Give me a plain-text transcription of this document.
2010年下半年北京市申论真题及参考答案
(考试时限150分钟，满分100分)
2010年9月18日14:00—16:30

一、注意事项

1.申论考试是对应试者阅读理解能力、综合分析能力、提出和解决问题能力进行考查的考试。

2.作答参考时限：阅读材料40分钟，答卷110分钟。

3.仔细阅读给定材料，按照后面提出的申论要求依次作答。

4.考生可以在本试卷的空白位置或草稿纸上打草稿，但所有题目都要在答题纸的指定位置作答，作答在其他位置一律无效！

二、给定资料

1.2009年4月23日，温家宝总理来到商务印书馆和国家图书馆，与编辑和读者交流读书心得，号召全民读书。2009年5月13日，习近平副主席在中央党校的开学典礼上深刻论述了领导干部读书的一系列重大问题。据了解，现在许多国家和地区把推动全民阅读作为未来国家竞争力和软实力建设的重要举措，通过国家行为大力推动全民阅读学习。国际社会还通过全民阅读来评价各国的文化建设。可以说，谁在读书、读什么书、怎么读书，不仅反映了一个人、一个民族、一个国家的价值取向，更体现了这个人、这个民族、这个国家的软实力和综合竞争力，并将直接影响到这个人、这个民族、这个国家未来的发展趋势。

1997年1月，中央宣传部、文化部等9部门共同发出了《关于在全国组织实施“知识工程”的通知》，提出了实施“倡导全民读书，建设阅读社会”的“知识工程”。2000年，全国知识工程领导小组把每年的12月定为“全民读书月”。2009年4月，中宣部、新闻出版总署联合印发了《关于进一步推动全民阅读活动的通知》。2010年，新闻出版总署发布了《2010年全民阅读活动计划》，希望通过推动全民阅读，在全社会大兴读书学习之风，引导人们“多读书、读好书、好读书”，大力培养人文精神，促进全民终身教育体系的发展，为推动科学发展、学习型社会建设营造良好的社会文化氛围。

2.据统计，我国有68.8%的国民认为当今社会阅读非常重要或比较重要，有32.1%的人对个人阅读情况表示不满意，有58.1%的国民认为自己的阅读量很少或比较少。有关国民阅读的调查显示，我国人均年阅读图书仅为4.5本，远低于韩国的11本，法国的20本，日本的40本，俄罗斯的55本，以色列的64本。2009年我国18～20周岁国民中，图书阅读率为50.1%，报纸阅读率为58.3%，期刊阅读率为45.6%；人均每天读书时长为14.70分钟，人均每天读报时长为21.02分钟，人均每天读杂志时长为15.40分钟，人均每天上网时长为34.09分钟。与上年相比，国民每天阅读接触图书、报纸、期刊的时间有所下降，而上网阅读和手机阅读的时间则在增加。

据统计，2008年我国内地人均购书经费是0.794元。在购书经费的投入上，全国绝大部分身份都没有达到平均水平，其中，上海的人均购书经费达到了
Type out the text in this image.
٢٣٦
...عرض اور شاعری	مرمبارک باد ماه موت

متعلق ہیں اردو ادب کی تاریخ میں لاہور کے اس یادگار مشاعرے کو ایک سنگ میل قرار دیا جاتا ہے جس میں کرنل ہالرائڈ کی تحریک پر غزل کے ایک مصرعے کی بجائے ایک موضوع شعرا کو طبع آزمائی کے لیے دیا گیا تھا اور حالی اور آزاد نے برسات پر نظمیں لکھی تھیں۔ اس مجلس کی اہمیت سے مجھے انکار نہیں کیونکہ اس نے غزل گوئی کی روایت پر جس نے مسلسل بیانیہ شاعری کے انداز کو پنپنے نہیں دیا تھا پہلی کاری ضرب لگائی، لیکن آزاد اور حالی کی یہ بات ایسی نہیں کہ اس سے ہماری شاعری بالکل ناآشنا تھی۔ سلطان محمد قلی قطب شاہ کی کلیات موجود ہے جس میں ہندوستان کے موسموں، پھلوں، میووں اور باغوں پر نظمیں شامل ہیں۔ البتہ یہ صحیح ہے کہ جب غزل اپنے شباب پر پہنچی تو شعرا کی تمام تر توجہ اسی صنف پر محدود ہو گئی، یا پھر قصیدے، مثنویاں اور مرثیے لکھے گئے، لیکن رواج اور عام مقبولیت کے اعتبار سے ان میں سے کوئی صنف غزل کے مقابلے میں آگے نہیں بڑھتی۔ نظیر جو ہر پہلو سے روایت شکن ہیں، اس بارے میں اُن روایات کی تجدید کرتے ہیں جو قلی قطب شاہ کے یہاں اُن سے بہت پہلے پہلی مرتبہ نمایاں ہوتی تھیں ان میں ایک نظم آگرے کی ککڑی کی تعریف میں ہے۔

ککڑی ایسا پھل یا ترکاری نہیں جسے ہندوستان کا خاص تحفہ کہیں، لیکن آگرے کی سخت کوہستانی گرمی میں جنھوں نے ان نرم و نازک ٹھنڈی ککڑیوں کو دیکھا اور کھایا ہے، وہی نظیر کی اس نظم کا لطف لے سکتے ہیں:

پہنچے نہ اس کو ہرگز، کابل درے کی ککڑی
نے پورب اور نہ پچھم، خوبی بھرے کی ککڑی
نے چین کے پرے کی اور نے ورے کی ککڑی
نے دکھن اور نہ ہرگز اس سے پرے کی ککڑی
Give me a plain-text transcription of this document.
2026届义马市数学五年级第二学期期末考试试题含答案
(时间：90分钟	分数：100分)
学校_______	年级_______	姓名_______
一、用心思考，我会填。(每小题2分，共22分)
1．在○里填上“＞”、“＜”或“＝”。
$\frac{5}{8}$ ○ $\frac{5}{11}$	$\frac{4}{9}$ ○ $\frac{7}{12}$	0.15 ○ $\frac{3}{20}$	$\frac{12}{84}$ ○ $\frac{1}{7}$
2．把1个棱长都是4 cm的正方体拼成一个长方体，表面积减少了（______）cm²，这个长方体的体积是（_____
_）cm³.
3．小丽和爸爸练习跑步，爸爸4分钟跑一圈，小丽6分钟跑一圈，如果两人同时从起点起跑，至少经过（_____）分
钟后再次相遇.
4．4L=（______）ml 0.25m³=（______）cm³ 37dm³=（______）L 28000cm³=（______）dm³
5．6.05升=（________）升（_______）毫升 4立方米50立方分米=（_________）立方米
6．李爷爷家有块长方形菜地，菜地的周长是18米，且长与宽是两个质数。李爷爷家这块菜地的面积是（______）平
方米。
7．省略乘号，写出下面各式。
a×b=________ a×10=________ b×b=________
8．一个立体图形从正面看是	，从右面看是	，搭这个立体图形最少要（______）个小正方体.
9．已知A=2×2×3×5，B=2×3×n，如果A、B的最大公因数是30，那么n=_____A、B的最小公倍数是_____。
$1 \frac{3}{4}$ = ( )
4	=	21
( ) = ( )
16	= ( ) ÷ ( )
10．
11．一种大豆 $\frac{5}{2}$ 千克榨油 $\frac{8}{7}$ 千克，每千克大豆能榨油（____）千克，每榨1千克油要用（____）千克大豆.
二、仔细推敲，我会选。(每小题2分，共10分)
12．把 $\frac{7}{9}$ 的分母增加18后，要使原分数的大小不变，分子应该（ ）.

§ THE PROBLEM: Extract each line from the listing above, please, and repeat it exactly.

§ OUTPUT:
Give me a plain-text transcription of this document.
2010年下半年北京市申论真题及参考答案
(考试时限150分钟，满分100分)
2010年9月18日14:00—16:30

一、注意事项

1.申论考试是对应试者阅读理解能力、综合分析能力、提出和解决问题能力进行考查的考试。

2.作答参考时限：阅读材料40分钟，答卷110分钟。

3.仔细阅读给定材料，按照后面提出的申论要求依次作答。

4.考生可以在本试卷的空白位置或草稿纸上打草稿，但所有题目都要在答题纸的指定位置作答，作答在其他位置一律无效！

二、给定资料

1.2009年4月23日，温家宝总理来到商务印书馆和国家图书馆，与编辑和读者交流读书心得，号召全民读书。2009年5月13日，习近平副主席在中央党校的开学典礼上深刻论述了领导干部读书的一系列重大问题。据了解，现在许多国家和地区把推动全民阅读作为未来国家竞争力和软实力建设的重要举措，通过国家行为大力推动全民阅读学习。国际社会还通过全民阅读来评价各国的文化建设。可以说，谁在读书、读什么书、怎么读书，不仅反映了一个人、一个民族、一个国家的价值取向，更体现了这个人、这个民族、这个国家的软实力和综合竞争力，并将直接影响到这个人、这个民族、这个国家未来的发展趋势。

1997年1月，中央宣传部、文化部等9部门共同发出了《关于在全国组织实施“知识工程”的通知》，提出了实施“倡导全民读书，建设阅读社会”的“知识工程”。2000年，全国知识工程领导小组把每年的12月定为“全民读书月”。2009年4月，中宣部、新闻出版总署联合印发了《关于进一步推动全民阅读活动的通知》。2010年，新闻出版总署发布了《2010年全民阅读活动计划》，希望通过推动全民阅读，在全社会大兴读书学习之风，引导人们“多读书、读好书、好读书”，大力培养人文精神，促进全民终身教育体系的发展，为推动科学发展、学习型社会建设营造良好的社会文化氛围。

2.据统计，我国有68.8%的国民认为当今社会阅读非常重要或比较重要，有32.1%的人对个人阅读情况表示不满意，有58.1%的国民认为自己的阅读量很少或比较少。有关国民阅读的调查显示，我国人均年阅读图书仅为4.5本，远低于韩国的11本，法国的20本，日本的40本，俄罗斯的55本，以色列的64本。2009年我国18～20周岁国民中，图书阅读率为50.1%，报纸阅读率为58.3%，期刊阅读率为45.6%；人均每天读书时长为14.70分钟，人均每天读报时长为21.02分钟，人均每天读杂志时长为15.40分钟，人均每天上网时长为34.09分钟。与上年相比，国民每天阅读接触图书、报纸、期刊的时间有所下降，而上网阅读和手机阅读的时间则在增加。

据统计，2008年我国内地人均购书经费是0.794元。在购书经费的投入上，全国绝大部分身份都没有达到平均水平，其中，上海的人均购书经费达到了
Type out the text in this image.
٢٣٦
...عرض اور شاعری	مرمبارک باد ماه موت

متعلق ہیں اردو ادب کی تاریخ میں لاہور کے اس یادگار مشاعرے کو ایک سنگ میل قرار دیا جاتا ہے جس میں کرنل ہالرائڈ کی تحریک پر غزل کے ایک مصرعے کی بجائے ایک موضوع شعرا کو طبع آزمائی کے لیے دیا گیا تھا اور حالی اور آزاد نے برسات پر نظمیں لکھی تھیں۔ اس مجلس کی اہمیت سے مجھے انکار نہیں کیونکہ اس نے غزل گوئی کی روایت پر جس نے مسلسل بیانیہ شاعری کے انداز کو پنپنے نہیں دیا تھا پہلی کاری ضرب لگائی، لیکن آزاد اور حالی کی یہ بات ایسی نہیں کہ اس سے ہماری شاعری بالکل ناآشنا تھی۔ سلطان محمد قلی قطب شاہ کی کلیات موجود ہے جس میں ہندوستان کے موسموں، پھلوں، میووں اور باغوں پر نظمیں شامل ہیں۔ البتہ یہ صحیح ہے کہ جب غزل اپنے شباب پر پہنچی تو شعرا کی تمام تر توجہ اسی صنف پر محدود ہو گئی، یا پھر قصیدے، مثنویاں اور مرثیے لکھے گئے، لیکن رواج اور عام مقبولیت کے اعتبار سے ان میں سے کوئی صنف غزل کے مقابلے میں آگے نہیں بڑھتی۔ نظیر جو ہر پہلو سے روایت شکن ہیں، اس بارے میں اُن روایات کی تجدید کرتے ہیں جو قلی قطب شاہ کے یہاں اُن سے بہت پہلے پہلی مرتبہ نمایاں ہوتی تھیں ان میں ایک نظم آگرے کی ککڑی کی تعریف میں ہے۔

ککڑی ایسا پھل یا ترکاری نہیں جسے ہندوستان کا خاص تحفہ کہیں، لیکن آگرے کی سخت کوہستانی گرمی میں جنھوں نے ان نرم و نازک ٹھنڈی ککڑیوں کو دیکھا اور کھایا ہے، وہی نظیر کی اس نظم کا لطف لے سکتے ہیں:

پہنچے نہ اس کو ہرگز، کابل درے کی ککڑی
نے پورب اور نہ پچھم، خوبی بھرے کی ککڑی
نے چین کے پرے کی اور نے ورے کی ککڑی
نے دکھن اور نہ ہرگز اس سے پرے کی ککڑی
Give me a plain-text transcription of this document.
2026届义马市数学五年级第二学期期末考试试题含答案
(时间：90分钟	分数：100分)
学校_______	年级_______	姓名_______
一、用心思考，我会填。(每小题2分，共22分)
1．在○里填上“＞”、“＜”或“＝”。
$\frac{5}{8}$ ○ $\frac{5}{11}$	$\frac{4}{9}$ ○ $\frac{7}{12}$	0.15 ○ $\frac{3}{20}$	$\frac{12}{84}$ ○ $\frac{1}{7}$
2．把1个棱长都是4 cm的正方体拼成一个长方体，表面积减少了（______）cm²，这个长方体的体积是（_____
_）cm³.
3．小丽和爸爸练习跑步，爸爸4分钟跑一圈，小丽6分钟跑一圈，如果两人同时从起点起跑，至少经过（_____）分
钟后再次相遇.
4．4L=（______）ml 0.25m³=（______）cm³ 37dm³=（______）L 28000cm³=（______）dm³
5．6.05升=（________）升（_______）毫升 4立方米50立方分米=（_________）立方米
6．李爷爷家有块长方形菜地，菜地的周长是18米，且长与宽是两个质数。李爷爷家这块菜地的面积是（______）平
方米。
7．省略乘号，写出下面各式。
a×b=________ a×10=________ b×b=________
8．一个立体图形从正面看是	，从右面看是	，搭这个立体图形最少要（______）个小正方体.
9．已知A=2×2×3×5，B=2×3×n，如果A、B的最大公因数是30，那么n=_____A、B的最小公倍数是_____。
$1 \frac{3}{4}$ = ( )
4	=	21
( ) = ( )
16	= ( ) ÷ ( )
10．
11．一种大豆 $\frac{5}{2}$ 千克榨油 $\frac{8}{7}$ 千克，每千克大豆能榨油（____）千克，每榨1千克油要用（____）千克大豆.
二、仔细推敲，我会选。(每小题2分，共10分)
12．把 $\frac{7}{9}$ 的分母增加18后，要使原分数的大小不变，分子应该（ ）.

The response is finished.